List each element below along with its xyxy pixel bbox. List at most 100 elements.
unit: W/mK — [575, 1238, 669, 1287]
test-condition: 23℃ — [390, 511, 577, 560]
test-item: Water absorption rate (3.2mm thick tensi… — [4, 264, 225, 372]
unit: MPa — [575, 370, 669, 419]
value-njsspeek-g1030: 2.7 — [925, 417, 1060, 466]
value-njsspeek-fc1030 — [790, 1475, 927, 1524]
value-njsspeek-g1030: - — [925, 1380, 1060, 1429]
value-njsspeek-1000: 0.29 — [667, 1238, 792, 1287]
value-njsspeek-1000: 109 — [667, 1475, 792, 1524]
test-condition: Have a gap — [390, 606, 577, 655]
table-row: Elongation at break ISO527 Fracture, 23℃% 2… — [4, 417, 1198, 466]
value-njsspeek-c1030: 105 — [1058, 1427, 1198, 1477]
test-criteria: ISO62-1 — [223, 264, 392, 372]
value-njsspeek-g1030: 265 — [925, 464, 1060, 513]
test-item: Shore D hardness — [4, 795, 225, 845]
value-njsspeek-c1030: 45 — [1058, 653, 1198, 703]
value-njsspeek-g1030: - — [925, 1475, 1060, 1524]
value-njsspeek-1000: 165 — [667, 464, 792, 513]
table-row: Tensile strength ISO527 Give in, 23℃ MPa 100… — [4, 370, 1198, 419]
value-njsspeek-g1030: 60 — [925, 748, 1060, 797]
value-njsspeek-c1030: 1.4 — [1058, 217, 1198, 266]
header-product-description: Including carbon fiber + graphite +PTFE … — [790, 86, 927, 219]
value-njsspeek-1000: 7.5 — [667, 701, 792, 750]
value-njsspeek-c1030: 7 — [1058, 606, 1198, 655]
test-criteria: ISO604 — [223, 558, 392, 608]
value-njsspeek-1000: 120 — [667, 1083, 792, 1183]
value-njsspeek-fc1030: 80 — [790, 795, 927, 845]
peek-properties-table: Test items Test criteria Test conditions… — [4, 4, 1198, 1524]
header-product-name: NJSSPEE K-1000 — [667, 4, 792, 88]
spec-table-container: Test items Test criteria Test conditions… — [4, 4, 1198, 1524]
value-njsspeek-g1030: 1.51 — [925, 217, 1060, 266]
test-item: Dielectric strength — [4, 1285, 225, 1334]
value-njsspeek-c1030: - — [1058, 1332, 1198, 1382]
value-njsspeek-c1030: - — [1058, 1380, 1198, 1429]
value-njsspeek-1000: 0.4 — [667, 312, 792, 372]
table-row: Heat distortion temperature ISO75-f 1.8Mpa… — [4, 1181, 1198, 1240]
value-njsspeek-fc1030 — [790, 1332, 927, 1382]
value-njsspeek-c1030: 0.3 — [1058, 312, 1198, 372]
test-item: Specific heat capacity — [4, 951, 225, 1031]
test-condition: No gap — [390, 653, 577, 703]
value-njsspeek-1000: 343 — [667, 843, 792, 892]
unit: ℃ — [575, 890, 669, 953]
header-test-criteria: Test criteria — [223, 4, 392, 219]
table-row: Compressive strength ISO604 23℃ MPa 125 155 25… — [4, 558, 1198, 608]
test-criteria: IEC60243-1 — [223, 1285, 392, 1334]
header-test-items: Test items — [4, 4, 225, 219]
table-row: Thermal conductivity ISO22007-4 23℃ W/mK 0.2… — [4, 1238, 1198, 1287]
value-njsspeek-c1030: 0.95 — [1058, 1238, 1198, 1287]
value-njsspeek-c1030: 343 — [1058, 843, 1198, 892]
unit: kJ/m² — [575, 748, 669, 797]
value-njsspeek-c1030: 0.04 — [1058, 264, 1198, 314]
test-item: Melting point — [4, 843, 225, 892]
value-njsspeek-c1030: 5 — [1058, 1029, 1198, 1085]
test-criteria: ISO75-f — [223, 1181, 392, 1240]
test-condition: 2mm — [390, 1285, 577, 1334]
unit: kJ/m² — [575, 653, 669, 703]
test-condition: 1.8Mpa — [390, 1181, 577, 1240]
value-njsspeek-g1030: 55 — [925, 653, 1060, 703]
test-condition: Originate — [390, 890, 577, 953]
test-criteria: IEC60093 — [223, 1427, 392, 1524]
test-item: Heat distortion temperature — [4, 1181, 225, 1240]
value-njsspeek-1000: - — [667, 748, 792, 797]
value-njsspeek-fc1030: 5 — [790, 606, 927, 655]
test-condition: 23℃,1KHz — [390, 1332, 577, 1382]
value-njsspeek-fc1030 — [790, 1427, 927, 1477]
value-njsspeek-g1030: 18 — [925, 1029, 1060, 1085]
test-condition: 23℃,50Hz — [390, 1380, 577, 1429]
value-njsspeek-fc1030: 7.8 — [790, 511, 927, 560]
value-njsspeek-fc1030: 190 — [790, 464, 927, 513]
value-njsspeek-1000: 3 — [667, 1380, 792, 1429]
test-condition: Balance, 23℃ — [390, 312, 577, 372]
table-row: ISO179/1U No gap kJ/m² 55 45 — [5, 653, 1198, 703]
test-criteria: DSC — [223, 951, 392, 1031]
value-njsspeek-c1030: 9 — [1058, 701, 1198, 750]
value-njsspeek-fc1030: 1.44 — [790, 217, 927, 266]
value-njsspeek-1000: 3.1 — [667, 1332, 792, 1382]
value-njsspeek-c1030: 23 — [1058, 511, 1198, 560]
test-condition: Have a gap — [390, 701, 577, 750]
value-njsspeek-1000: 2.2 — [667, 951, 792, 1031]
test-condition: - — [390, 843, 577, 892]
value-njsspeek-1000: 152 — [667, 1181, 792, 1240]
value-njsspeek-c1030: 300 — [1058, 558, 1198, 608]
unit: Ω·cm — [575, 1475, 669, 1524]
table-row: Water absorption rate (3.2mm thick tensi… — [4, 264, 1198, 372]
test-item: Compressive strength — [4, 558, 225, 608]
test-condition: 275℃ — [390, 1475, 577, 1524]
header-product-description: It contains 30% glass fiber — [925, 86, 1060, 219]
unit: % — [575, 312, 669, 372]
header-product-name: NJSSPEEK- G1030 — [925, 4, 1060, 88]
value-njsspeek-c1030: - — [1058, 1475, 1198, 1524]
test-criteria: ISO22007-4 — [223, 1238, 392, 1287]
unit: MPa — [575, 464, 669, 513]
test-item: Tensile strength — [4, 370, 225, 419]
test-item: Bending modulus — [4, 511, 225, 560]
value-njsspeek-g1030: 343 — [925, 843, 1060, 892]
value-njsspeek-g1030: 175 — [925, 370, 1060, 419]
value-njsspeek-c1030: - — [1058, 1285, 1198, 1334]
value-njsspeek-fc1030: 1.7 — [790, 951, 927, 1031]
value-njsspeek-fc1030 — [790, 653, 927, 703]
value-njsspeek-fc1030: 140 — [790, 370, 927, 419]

▶ Job
Pick out each line in the data above that includes the word "conditions".

▶ Exercise answer
peek-properties-table: Test items Test criteria Test conditions… — [4, 4, 1198, 1524]
spec-table-container: Test items Test criteria Test conditions… — [4, 4, 1198, 1524]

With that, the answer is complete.